◆ What the task asks ◆
What follows is a set of records; repeat all of them exactly.
#### Data to use ####
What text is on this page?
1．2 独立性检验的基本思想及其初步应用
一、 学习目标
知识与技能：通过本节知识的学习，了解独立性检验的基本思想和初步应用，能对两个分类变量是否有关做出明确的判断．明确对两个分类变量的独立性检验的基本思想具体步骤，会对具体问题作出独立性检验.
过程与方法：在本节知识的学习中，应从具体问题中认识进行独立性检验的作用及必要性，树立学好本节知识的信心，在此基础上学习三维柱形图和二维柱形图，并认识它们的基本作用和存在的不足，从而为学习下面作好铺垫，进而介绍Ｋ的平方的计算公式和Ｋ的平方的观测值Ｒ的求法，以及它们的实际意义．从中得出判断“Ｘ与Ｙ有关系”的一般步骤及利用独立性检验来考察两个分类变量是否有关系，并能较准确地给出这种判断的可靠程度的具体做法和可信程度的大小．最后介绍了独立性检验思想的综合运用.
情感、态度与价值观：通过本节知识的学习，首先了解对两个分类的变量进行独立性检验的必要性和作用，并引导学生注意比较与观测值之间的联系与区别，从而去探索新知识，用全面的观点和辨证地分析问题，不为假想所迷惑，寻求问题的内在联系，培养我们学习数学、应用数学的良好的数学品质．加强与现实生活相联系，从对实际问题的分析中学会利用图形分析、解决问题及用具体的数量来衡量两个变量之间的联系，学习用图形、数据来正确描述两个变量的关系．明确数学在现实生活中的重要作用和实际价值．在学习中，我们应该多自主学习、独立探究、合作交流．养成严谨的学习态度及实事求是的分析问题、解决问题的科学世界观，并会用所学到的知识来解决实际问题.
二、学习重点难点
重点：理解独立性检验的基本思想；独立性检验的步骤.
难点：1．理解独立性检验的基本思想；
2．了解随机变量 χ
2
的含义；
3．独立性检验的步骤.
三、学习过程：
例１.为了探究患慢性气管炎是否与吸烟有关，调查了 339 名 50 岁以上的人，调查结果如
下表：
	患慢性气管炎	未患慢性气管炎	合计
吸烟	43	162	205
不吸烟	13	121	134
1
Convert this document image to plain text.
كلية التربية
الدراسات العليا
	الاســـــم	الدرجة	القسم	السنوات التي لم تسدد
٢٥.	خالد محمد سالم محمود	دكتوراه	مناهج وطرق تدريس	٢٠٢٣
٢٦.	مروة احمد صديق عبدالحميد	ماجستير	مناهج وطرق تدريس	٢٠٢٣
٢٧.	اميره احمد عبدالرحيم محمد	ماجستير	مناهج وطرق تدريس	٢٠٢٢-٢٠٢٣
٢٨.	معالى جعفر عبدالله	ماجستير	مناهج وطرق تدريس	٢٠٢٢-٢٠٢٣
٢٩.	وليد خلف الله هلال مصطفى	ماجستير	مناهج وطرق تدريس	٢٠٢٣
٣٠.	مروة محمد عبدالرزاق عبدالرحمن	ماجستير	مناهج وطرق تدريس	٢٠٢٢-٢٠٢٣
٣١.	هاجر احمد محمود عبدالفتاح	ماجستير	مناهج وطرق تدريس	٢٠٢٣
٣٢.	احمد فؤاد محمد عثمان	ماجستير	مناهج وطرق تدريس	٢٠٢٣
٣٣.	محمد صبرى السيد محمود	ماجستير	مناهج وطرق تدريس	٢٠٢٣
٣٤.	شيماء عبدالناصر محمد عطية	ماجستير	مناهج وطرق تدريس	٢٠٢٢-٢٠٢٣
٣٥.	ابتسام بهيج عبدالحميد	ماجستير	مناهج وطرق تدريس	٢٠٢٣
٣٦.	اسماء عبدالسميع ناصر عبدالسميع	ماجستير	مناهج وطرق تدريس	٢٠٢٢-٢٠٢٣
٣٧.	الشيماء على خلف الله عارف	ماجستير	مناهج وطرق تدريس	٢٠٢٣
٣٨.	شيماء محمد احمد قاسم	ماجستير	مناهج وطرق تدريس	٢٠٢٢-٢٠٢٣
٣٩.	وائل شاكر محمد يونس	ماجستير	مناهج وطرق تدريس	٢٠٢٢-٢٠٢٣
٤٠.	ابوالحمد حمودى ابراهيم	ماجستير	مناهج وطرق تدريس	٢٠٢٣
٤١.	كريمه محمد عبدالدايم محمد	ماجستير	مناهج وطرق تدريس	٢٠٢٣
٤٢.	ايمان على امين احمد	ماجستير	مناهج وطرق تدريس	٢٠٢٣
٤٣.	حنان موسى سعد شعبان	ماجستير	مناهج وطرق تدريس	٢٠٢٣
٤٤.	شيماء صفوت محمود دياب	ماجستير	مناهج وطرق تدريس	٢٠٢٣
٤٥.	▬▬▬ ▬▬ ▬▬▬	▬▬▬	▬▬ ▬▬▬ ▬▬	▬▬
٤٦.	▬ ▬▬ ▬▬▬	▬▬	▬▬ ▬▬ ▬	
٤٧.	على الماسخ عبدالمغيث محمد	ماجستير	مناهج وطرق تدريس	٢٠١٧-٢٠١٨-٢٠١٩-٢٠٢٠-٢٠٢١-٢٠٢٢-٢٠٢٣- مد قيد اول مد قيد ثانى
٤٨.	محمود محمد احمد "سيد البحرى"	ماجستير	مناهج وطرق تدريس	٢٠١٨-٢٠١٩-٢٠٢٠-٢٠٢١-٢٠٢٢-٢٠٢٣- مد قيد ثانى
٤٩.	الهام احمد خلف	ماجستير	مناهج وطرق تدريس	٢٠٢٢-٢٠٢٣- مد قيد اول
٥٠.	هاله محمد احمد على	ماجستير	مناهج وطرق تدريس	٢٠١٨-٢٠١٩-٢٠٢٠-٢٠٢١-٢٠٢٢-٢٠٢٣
####
◆ Result below ◆
What text is on this page?
1．2 独立性检验的基本思想及其初步应用
一、 学习目标
知识与技能：通过本节知识的学习，了解独立性检验的基本思想和初步应用，能对两个分类变量是否有关做出明确的判断．明确对两个分类变量的独立性检验的基本思想具体步骤，会对具体问题作出独立性检验.
过程与方法：在本节知识的学习中，应从具体问题中认识进行独立性检验的作用及必要性，树立学好本节知识的信心，在此基础上学习三维柱形图和二维柱形图，并认识它们的基本作用和存在的不足，从而为学习下面作好铺垫，进而介绍Ｋ的平方的计算公式和Ｋ的平方的观测值Ｒ的求法，以及它们的实际意义．从中得出判断“Ｘ与Ｙ有关系”的一般步骤及利用独立性检验来考察两个分类变量是否有关系，并能较准确地给出这种判断的可靠程度的具体做法和可信程度的大小．最后介绍了独立性检验思想的综合运用.
情感、态度与价值观：通过本节知识的学习，首先了解对两个分类的变量进行独立性检验的必要性和作用，并引导学生注意比较与观测值之间的联系与区别，从而去探索新知识，用全面的观点和辨证地分析问题，不为假想所迷惑，寻求问题的内在联系，培养我们学习数学、应用数学的良好的数学品质．加强与现实生活相联系，从对实际问题的分析中学会利用图形分析、解决问题及用具体的数量来衡量两个变量之间的联系，学习用图形、数据来正确描述两个变量的关系．明确数学在现实生活中的重要作用和实际价值．在学习中，我们应该多自主学习、独立探究、合作交流．养成严谨的学习态度及实事求是的分析问题、解决问题的科学世界观，并会用所学到的知识来解决实际问题.
二、学习重点难点
重点：理解独立性检验的基本思想；独立性检验的步骤.
难点：1．理解独立性检验的基本思想；
2．了解随机变量 χ
2
的含义；
3．独立性检验的步骤.
三、学习过程：
例１.为了探究患慢性气管炎是否与吸烟有关，调查了 339 名 50 岁以上的人，调查结果如
下表：
	患慢性气管炎	未患慢性气管炎	合计
吸烟	43	162	205
不吸烟	13	121	134
1
Convert this document image to plain text.
كلية التربية
الدراسات العليا
	الاســـــم	الدرجة	القسم	السنوات التي لم تسدد
٢٥.	خالد محمد سالم محمود	دكتوراه	مناهج وطرق تدريس	٢٠٢٣
٢٦.	مروة احمد صديق عبدالحميد	ماجستير	مناهج وطرق تدريس	٢٠٢٣
٢٧.	اميره احمد عبدالرحيم محمد	ماجستير	مناهج وطرق تدريس	٢٠٢٢-٢٠٢٣
٢٨.	معالى جعفر عبدالله	ماجستير	مناهج وطرق تدريس	٢٠٢٢-٢٠٢٣
٢٩.	وليد خلف الله هلال مصطفى	ماجستير	مناهج وطرق تدريس	٢٠٢٣
٣٠.	مروة محمد عبدالرزاق عبدالرحمن	ماجستير	مناهج وطرق تدريس	٢٠٢٢-٢٠٢٣
٣١.	هاجر احمد محمود عبدالفتاح	ماجستير	مناهج وطرق تدريس	٢٠٢٣
٣٢.	احمد فؤاد محمد عثمان	ماجستير	مناهج وطرق تدريس	٢٠٢٣
٣٣.	محمد صبرى السيد محمود	ماجستير	مناهج وطرق تدريس	٢٠٢٣
٣٤.	شيماء عبدالناصر محمد عطية	ماجستير	مناهج وطرق تدريس	٢٠٢٢-٢٠٢٣
٣٥.	ابتسام بهيج عبدالحميد	ماجستير	مناهج وطرق تدريس	٢٠٢٣
٣٦.	اسماء عبدالسميع ناصر عبدالسميع	ماجستير	مناهج وطرق تدريس	٢٠٢٢-٢٠٢٣
٣٧.	الشيماء على خلف الله عارف	ماجستير	مناهج وطرق تدريس	٢٠٢٣
٣٨.	شيماء محمد احمد قاسم	ماجستير	مناهج وطرق تدريس	٢٠٢٢-٢٠٢٣
٣٩.	وائل شاكر محمد يونس	ماجستير	مناهج وطرق تدريس	٢٠٢٢-٢٠٢٣
٤٠.	ابوالحمد حمودى ابراهيم	ماجستير	مناهج وطرق تدريس	٢٠٢٣
٤١.	كريمه محمد عبدالدايم محمد	ماجستير	مناهج وطرق تدريس	٢٠٢٣
٤٢.	ايمان على امين احمد	ماجستير	مناهج وطرق تدريس	٢٠٢٣
٤٣.	حنان موسى سعد شعبان	ماجستير	مناهج وطرق تدريس	٢٠٢٣
٤٤.	شيماء صفوت محمود دياب	ماجستير	مناهج وطرق تدريس	٢٠٢٣
٤٥.	▬▬▬ ▬▬ ▬▬▬	▬▬▬	▬▬ ▬▬▬ ▬▬	▬▬
٤٦.	▬ ▬▬ ▬▬▬	▬▬	▬▬ ▬▬ ▬	
٤٧.	على الماسخ عبدالمغيث محمد	ماجستير	مناهج وطرق تدريس	٢٠١٧-٢٠١٨-٢٠١٩-٢٠٢٠-٢٠٢١-٢٠٢٢-٢٠٢٣- مد قيد اول مد قيد ثانى
٤٨.	محمود محمد احمد "سيد البحرى"	ماجستير	مناهج وطرق تدريس	٢٠١٨-٢٠١٩-٢٠٢٠-٢٠٢١-٢٠٢٢-٢٠٢٣- مد قيد ثانى
٤٩.	الهام احمد خلف	ماجستير	مناهج وطرق تدريس	٢٠٢٢-٢٠٢٣- مد قيد اول
٥٠.	هاله محمد احمد على	ماجستير	مناهج وطرق تدريس	٢٠١٨-٢٠١٩-٢٠٢٠-٢٠٢١-٢٠٢٢-٢٠٢٣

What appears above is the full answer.